• [WRITTEN TASK]
Transcribe all of the records word for word, but omit the pictures.

• [MATERIAL]
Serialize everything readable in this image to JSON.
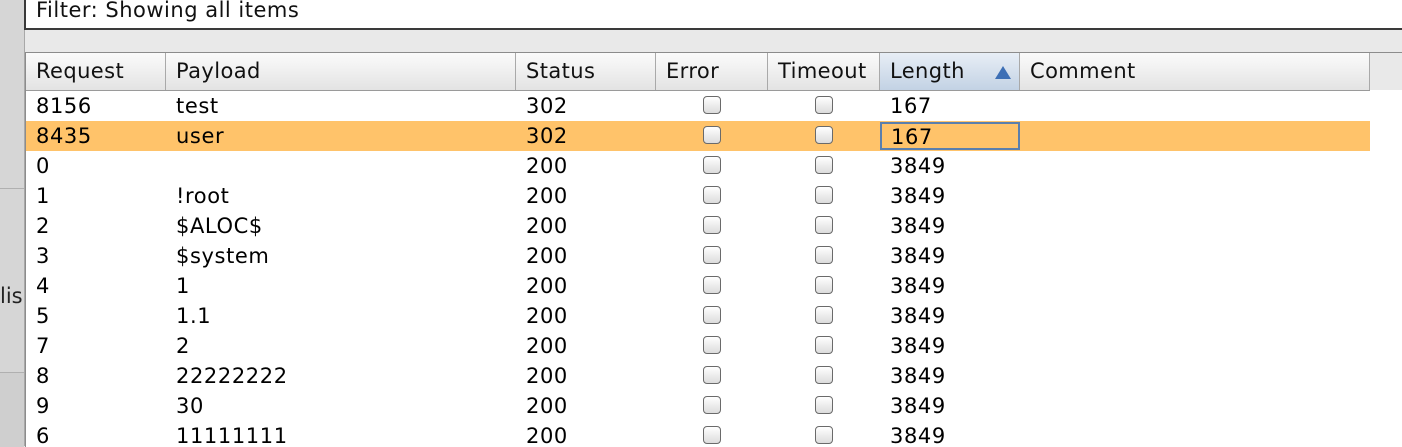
{
  "left_panel": {
    "label": "lis"
  },
  "filter": {
    "text": "Filter: Showing all items"
  },
  "table": {
    "columns": [
      {
        "key": "request",
        "label": "Request"
      },
      {
        "key": "payload",
        "label": "Payload"
      },
      {
        "key": "status",
        "label": "Status"
      },
      {
        "key": "error",
        "label": "Error"
      },
      {
        "key": "timeout",
        "label": "Timeout"
      },
      {
        "key": "length",
        "label": "Length",
        "sorted": "ascending"
      },
      {
        "key": "comment",
        "label": "Comment"
      }
    ],
    "selected_row_color": "#ffc36a",
    "rows": [
      {
        "request": "8156",
        "payload": "test",
        "status": "302",
        "error": false,
        "timeout": false,
        "length": "167",
        "comment": ""
      },
      {
        "request": "8435",
        "payload": "user",
        "status": "302",
        "error": false,
        "timeout": false,
        "length": "167",
        "comment": "",
        "selected": true
      },
      {
        "request": "0",
        "payload": "",
        "status": "200",
        "error": false,
        "timeout": false,
        "length": "3849",
        "comment": ""
      },
      {
        "request": "1",
        "payload": "!root",
        "status": "200",
        "error": false,
        "timeout": false,
        "length": "3849",
        "comment": ""
      },
      {
        "request": "2",
        "payload": "$ALOC$",
        "status": "200",
        "error": false,
        "timeout": false,
        "length": "3849",
        "comment": ""
      },
      {
        "request": "3",
        "payload": "$system",
        "status": "200",
        "error": false,
        "timeout": false,
        "length": "3849",
        "comment": ""
      },
      {
        "request": "4",
        "payload": "1",
        "status": "200",
        "error": false,
        "timeout": false,
        "length": "3849",
        "comment": ""
      },
      {
        "request": "5",
        "payload": "1.1",
        "status": "200",
        "error": false,
        "timeout": false,
        "length": "3849",
        "comment": ""
      },
      {
        "request": "7",
        "payload": "2",
        "status": "200",
        "error": false,
        "timeout": false,
        "length": "3849",
        "comment": ""
      },
      {
        "request": "8",
        "payload": "22222222",
        "status": "200",
        "error": false,
        "timeout": false,
        "length": "3849",
        "comment": ""
      },
      {
        "request": "9",
        "payload": "30",
        "status": "200",
        "error": false,
        "timeout": false,
        "length": "3849",
        "comment": ""
      },
      {
        "request": "6",
        "payload": "11111111",
        "status": "200",
        "error": false,
        "timeout": false,
        "length": "3849",
        "comment": ""
      }
    ]
  }
}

• [SOLUTION TO THE EXERCISE]
Serialize everything readable in this image to JSON.
{
  "left_panel": {
    "label": "lis"
  },
  "filter": {
    "text": "Filter: Showing all items"
  },
  "table": {
    "columns": [
      {
        "key": "request",
        "label": "Request"
      },
      {
        "key": "payload",
        "label": "Payload"
      },
      {
        "key": "status",
        "label": "Status"
      },
      {
        "key": "error",
        "label": "Error"
      },
      {
        "key": "timeout",
        "label": "Timeout"
      },
      {
        "key": "length",
        "label": "Length",
        "sorted": "ascending"
      },
      {
        "key": "comment",
        "label": "Comment"
      }
    ],
    "selected_row_color": "#ffc36a",
    "rows": [
      {
        "request": "8156",
        "payload": "test",
        "status": "302",
        "error": false,
        "timeout": false,
        "length": "167",
        "comment": ""
      },
      {
        "request": "8435",
        "payload": "user",
        "status": "302",
        "error": false,
        "timeout": false,
        "length": "167",
        "comment": "",
        "selected": true
      },
      {
        "request": "0",
        "payload": "",
        "status": "200",
        "error": false,
        "timeout": false,
        "length": "3849",
        "comment": ""
      },
      {
        "request": "1",
        "payload": "!root",
        "status": "200",
        "error": false,
        "timeout": false,
        "length": "3849",
        "comment": ""
      },
      {
        "request": "2",
        "payload": "$ALOC$",
        "status": "200",
        "error": false,
        "timeout": false,
        "length": "3849",
        "comment": ""
      },
      {
        "request": "3",
        "payload": "$system",
        "status": "200",
        "error": false,
        "timeout": false,
        "length": "3849",
        "comment": ""
      },
      {
        "request": "4",
        "payload": "1",
        "status": "200",
        "error": false,
        "timeout": false,
        "length": "3849",
        "comment": ""
      },
      {
        "request": "5",
        "payload": "1.1",
        "status": "200",
        "error": false,
        "timeout": false,
        "length": "3849",
        "comment": ""
      },
      {
        "request": "7",
        "payload": "2",
        "status": "200",
        "error": false,
        "timeout": false,
        "length": "3849",
        "comment": ""
      },
      {
        "request": "8",
        "payload": "22222222",
        "status": "200",
        "error": false,
        "timeout": false,
        "length": "3849",
        "comment": ""
      },
      {
        "request": "9",
        "payload": "30",
        "status": "200",
        "error": false,
        "timeout": false,
        "length": "3849",
        "comment": ""
      },
      {
        "request": "6",
        "payload": "11111111",
        "status": "200",
        "error": false,
        "timeout": false,
        "length": "3849",
        "comment": ""
      }
    ]
  }
}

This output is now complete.